-- begin STORED RECORDS --
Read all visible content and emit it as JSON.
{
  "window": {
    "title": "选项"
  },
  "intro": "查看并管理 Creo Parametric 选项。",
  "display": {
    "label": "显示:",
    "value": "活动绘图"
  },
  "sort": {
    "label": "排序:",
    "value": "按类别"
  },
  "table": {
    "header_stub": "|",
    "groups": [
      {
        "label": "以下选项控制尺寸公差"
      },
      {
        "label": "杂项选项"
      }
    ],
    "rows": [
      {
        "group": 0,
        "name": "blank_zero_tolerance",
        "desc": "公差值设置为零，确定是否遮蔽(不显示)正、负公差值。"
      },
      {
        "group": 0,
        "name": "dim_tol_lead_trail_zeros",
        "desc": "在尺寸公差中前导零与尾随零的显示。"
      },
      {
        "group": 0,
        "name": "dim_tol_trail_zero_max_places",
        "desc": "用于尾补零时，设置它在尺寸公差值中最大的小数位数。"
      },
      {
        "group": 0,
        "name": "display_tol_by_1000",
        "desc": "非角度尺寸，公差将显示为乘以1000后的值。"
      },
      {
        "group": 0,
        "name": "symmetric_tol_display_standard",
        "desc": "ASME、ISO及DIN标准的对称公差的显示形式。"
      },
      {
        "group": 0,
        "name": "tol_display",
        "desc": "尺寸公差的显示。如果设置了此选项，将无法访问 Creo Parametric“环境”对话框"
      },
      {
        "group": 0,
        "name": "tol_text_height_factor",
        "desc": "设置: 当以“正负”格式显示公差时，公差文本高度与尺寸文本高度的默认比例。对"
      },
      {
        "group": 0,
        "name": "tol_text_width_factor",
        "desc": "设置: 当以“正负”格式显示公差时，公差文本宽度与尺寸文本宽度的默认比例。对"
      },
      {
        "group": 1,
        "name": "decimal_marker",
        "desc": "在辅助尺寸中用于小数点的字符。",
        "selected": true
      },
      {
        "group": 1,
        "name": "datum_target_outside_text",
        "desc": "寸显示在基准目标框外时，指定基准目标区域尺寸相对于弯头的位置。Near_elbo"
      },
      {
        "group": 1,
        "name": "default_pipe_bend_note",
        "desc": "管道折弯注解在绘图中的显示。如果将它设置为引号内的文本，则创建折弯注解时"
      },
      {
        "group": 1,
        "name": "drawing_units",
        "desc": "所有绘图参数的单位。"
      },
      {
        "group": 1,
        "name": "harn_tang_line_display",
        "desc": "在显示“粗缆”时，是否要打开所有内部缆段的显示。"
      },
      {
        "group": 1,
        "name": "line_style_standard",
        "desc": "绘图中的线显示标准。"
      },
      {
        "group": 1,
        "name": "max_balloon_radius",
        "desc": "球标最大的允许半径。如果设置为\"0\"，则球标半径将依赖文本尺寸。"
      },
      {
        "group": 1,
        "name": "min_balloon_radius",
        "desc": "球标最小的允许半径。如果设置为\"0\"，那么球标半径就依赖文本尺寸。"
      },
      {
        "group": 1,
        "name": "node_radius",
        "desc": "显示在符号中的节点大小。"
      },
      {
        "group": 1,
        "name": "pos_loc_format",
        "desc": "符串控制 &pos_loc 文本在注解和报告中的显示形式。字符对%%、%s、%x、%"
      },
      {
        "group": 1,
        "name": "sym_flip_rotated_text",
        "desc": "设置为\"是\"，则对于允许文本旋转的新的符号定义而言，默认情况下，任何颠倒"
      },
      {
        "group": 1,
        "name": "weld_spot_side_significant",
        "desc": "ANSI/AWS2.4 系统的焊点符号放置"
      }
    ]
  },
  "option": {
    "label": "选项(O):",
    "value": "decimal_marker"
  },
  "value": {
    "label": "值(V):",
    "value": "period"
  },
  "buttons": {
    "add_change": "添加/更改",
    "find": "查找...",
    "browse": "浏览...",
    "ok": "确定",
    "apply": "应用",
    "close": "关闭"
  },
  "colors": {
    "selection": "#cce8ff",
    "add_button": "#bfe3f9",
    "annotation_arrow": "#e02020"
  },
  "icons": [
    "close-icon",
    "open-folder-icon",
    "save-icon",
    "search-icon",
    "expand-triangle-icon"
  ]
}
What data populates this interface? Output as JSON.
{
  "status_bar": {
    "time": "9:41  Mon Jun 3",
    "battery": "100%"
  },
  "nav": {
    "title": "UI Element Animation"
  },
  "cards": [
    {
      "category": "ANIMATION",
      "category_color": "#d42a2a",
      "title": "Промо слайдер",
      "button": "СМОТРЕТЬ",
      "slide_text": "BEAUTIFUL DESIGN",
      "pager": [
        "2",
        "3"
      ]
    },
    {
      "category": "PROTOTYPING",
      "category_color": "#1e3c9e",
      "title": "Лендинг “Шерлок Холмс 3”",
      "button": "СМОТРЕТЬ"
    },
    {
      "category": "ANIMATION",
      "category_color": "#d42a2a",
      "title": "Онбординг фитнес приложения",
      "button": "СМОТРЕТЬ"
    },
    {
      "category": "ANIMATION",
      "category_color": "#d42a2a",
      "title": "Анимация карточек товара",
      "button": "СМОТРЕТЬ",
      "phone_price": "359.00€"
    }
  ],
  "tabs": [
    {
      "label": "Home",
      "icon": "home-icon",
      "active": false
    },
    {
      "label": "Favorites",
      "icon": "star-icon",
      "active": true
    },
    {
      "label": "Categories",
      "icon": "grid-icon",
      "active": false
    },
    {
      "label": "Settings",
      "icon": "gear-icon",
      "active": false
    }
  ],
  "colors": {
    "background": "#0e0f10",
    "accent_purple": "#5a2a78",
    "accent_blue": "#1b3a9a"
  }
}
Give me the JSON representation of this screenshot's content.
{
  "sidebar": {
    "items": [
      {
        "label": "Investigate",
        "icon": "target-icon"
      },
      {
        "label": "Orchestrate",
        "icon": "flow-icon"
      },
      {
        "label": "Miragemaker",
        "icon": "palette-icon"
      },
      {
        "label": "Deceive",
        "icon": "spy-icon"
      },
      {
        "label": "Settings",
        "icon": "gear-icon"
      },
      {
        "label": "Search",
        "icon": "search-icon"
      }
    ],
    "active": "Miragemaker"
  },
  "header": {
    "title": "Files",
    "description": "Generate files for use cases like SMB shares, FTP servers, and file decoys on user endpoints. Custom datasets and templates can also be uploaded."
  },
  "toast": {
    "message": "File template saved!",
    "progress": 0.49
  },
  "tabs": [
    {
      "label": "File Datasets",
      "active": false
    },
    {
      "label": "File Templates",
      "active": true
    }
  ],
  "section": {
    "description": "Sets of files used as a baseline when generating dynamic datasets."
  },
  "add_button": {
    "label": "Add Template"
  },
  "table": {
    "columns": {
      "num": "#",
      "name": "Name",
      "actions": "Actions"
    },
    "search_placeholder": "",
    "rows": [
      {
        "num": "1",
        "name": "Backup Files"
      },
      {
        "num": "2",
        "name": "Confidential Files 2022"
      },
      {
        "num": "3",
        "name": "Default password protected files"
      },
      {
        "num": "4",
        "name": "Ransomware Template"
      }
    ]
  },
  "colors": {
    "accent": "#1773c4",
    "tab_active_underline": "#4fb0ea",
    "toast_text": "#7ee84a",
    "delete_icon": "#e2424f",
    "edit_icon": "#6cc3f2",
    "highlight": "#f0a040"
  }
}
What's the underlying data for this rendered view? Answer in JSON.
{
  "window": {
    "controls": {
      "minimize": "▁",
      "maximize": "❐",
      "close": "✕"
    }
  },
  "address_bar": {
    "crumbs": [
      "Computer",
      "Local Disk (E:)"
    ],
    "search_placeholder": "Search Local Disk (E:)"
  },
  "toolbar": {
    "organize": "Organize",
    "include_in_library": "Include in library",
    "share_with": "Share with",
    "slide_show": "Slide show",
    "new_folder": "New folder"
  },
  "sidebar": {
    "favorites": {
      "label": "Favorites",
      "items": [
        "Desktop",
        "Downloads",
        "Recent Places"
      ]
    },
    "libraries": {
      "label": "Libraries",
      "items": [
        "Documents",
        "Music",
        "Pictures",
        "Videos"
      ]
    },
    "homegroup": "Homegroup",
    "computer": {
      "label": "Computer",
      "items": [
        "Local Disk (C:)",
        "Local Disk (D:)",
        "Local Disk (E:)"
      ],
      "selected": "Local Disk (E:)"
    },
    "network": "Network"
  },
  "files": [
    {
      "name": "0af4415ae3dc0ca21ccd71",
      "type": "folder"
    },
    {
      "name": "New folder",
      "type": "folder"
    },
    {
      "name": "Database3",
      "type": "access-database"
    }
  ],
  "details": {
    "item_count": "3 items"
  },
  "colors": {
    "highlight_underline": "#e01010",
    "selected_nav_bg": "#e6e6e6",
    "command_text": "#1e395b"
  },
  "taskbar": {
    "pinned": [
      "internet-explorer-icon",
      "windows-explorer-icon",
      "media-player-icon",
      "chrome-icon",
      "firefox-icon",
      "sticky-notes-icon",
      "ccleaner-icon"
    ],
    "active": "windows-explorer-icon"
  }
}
-- end STORED RECORDS --
(GOAL OF THE EXERCISE): Take every line from the data that contains the word "content".

(EXERCISE OUTPUT):
Read all visible content and emit it as JSON.
Give me the JSON representation of this screenshot's content.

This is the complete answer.